**TASK**
Could you print every record below exactly as it appears?

══ PROVIDED DATA ══

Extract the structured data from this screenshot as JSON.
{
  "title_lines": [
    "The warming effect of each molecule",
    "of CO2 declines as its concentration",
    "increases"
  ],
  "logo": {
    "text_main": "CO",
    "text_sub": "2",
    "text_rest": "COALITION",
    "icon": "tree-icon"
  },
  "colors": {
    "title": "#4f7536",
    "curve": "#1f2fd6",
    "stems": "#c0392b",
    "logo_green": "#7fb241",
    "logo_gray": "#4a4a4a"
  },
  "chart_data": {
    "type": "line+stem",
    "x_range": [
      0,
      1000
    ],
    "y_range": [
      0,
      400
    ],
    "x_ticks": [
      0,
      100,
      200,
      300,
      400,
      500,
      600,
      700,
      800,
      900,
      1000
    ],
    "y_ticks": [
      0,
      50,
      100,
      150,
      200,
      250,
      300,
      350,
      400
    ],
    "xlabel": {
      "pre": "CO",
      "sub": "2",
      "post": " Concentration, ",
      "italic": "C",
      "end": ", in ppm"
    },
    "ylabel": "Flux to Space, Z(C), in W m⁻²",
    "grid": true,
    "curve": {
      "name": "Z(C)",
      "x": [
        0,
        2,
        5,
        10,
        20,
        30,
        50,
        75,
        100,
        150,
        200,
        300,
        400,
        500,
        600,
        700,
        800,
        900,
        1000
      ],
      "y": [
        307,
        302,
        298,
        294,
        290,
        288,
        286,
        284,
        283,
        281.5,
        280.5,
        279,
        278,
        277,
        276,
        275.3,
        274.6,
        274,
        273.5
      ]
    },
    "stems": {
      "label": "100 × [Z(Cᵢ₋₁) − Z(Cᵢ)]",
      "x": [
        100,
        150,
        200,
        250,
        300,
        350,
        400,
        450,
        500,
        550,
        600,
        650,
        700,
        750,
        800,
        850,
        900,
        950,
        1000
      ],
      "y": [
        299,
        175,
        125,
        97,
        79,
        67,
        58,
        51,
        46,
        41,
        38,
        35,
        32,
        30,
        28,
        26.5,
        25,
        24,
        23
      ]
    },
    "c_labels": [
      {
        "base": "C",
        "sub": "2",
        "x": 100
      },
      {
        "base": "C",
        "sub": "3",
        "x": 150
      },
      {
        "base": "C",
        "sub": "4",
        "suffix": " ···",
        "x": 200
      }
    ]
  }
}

═══

**RESPONSE**
Extract the structured data from this screenshot as JSON.
{
  "title_lines": [
    "The warming effect of each molecule",
    "of CO2 declines as its concentration",
    "increases"
  ],
  "logo": {
    "text_main": "CO",
    "text_sub": "2",
    "text_rest": "COALITION",
    "icon": "tree-icon"
  },
  "colors": {
    "title": "#4f7536",
    "curve": "#1f2fd6",
    "stems": "#c0392b",
    "logo_green": "#7fb241",
    "logo_gray": "#4a4a4a"
  },
  "chart_data": {
    "type": "line+stem",
    "x_range": [
      0,
      1000
    ],
    "y_range": [
      0,
      400
    ],
    "x_ticks": [
      0,
      100,
      200,
      300,
      400,
      500,
      600,
      700,
      800,
      900,
      1000
    ],
    "y_ticks": [
      0,
      50,
      100,
      150,
      200,
      250,
      300,
      350,
      400
    ],
    "xlabel": {
      "pre": "CO",
      "sub": "2",
      "post": " Concentration, ",
      "italic": "C",
      "end": ", in ppm"
    },
    "ylabel": "Flux to Space, Z(C), in W m⁻²",
    "grid": true,
    "curve": {
      "name": "Z(C)",
      "x": [
        0,
        2,
        5,
        10,
        20,
        30,
        50,
        75,
        100,
        150,
        200,
        300,
        400,
        500,
        600,
        700,
        800,
        900,
        1000
      ],
      "y": [
        307,
        302,
        298,
        294,
        290,
        288,
        286,
        284,
        283,
        281.5,
        280.5,
        279,
        278,
        277,
        276,
        275.3,
        274.6,
        274,
        273.5
      ]
    },
    "stems": {
      "label": "100 × [Z(Cᵢ₋₁) − Z(Cᵢ)]",
      "x": [
        100,
        150,
        200,
        250,
        300,
        350,
        400,
        450,
        500,
        550,
        600,
        650,
        700,
        750,
        800,
        850,
        900,
        950,
        1000
      ],
      "y": [
        299,
        175,
        125,
        97,
        79,
        67,
        58,
        51,
        46,
        41,
        38,
        35,
        32,
        30,
        28,
        26.5,
        25,
        24,
        23
      ]
    },
    "c_labels": [
      {
        "base": "C",
        "sub": "2",
        "x": 100
      },
      {
        "base": "C",
        "sub": "3",
        "x": 150
      },
      {
        "base": "C",
        "sub": "4",
        "suffix": " ···",
        "x": 200
      }
    ]
  }
}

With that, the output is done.